Provided material:
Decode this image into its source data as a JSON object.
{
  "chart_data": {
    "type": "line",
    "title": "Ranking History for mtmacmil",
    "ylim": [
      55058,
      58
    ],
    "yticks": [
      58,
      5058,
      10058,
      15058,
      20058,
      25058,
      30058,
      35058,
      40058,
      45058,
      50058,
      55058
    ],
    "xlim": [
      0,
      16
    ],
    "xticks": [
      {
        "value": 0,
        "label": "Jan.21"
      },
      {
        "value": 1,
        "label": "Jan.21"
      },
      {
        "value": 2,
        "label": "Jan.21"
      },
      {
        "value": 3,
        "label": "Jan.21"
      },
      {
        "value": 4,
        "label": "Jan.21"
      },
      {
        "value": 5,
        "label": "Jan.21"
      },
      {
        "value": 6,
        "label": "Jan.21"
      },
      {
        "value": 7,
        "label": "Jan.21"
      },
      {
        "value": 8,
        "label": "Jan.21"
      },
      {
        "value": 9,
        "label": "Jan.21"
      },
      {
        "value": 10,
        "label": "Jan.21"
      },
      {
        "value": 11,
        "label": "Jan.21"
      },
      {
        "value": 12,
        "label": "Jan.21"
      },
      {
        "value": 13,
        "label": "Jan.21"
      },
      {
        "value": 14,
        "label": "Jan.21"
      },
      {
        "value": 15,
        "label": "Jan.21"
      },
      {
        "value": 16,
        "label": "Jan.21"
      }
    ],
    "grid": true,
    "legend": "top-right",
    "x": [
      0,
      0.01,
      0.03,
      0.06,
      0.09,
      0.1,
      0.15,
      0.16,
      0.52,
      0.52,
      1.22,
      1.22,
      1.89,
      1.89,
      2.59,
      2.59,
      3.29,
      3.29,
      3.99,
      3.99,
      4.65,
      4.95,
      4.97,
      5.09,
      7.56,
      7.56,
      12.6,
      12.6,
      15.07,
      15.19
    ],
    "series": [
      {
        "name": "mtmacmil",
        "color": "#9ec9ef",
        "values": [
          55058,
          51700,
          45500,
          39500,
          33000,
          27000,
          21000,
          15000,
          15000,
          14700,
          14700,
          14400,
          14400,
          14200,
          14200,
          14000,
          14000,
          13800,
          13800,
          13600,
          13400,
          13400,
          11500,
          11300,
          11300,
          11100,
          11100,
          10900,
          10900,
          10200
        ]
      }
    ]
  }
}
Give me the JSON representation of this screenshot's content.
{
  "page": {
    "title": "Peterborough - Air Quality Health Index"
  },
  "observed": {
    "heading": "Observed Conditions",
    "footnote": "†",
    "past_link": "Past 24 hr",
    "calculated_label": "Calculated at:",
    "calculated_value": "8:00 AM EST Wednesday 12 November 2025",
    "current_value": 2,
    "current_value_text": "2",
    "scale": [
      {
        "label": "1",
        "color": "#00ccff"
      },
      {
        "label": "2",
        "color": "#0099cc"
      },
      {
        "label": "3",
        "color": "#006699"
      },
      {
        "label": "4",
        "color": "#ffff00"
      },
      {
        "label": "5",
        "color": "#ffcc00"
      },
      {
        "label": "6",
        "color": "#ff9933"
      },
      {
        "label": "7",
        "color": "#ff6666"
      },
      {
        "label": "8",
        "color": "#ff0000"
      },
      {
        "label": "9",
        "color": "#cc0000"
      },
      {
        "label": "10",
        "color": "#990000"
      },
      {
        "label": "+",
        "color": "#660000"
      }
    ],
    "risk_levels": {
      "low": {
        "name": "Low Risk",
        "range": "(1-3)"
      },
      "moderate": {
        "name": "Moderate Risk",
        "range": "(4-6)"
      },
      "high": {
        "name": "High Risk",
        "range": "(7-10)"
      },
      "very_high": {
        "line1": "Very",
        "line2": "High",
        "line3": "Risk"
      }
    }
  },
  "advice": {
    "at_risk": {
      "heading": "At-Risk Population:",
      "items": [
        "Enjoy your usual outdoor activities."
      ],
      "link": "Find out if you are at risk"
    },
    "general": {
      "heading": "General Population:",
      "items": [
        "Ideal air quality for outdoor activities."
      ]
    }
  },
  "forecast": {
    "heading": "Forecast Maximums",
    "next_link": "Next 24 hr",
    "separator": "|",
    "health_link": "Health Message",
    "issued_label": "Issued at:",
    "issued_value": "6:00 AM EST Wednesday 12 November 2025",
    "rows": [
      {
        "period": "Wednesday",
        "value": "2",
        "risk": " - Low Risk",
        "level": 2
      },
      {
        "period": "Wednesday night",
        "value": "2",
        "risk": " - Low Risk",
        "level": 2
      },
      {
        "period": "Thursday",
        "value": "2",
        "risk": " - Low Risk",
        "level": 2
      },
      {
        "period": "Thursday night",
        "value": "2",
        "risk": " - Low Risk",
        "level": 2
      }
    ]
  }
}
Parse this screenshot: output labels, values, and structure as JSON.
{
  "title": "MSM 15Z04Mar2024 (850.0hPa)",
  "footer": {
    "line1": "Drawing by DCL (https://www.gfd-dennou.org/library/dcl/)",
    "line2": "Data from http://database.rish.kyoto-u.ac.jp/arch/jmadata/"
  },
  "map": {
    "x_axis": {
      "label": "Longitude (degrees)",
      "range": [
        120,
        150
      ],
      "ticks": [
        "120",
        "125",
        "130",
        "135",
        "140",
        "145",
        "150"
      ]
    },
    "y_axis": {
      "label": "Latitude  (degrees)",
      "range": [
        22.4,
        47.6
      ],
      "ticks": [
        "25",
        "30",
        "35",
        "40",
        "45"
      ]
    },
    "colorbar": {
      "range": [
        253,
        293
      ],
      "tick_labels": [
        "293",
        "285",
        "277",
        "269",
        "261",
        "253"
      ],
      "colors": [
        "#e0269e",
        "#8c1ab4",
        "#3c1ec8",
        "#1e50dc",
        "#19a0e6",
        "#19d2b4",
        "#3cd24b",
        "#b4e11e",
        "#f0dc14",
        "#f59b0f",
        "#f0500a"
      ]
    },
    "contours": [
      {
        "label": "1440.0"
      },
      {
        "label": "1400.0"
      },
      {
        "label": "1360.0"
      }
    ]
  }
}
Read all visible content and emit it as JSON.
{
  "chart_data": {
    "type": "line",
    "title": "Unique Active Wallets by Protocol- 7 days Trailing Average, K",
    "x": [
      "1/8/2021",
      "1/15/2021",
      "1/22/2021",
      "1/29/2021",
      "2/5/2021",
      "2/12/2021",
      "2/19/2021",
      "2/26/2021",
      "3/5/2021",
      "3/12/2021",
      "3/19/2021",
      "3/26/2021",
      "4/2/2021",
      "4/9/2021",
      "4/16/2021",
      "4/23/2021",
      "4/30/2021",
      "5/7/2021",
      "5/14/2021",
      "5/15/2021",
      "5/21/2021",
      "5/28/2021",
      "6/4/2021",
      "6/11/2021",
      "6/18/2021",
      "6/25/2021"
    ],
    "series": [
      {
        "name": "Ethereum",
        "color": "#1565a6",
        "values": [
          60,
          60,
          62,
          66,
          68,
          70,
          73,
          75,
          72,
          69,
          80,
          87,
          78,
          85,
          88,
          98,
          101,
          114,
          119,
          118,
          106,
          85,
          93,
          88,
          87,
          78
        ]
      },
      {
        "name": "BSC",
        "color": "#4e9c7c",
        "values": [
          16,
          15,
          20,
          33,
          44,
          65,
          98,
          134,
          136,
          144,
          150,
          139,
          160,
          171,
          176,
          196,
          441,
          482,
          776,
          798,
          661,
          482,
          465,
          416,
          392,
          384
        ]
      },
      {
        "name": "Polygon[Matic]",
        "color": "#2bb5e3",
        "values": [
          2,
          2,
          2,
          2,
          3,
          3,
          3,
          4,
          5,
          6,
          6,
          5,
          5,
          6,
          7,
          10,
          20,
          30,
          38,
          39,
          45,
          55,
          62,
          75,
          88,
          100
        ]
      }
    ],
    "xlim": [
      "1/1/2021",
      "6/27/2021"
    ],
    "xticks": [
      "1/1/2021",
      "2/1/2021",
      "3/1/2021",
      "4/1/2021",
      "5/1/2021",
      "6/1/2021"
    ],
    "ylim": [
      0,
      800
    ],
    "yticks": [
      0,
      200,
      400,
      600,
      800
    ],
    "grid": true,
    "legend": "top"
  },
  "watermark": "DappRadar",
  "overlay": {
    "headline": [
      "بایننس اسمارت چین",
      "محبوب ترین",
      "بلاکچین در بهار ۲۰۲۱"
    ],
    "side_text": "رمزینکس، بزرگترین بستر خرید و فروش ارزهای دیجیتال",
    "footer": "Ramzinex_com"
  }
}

Objective: Using the records above, find and show each line with the string "outdoor".

Finished answer:
        "Enjoy your usual outdoor activities."
        "Ideal air quality for outdoor activities."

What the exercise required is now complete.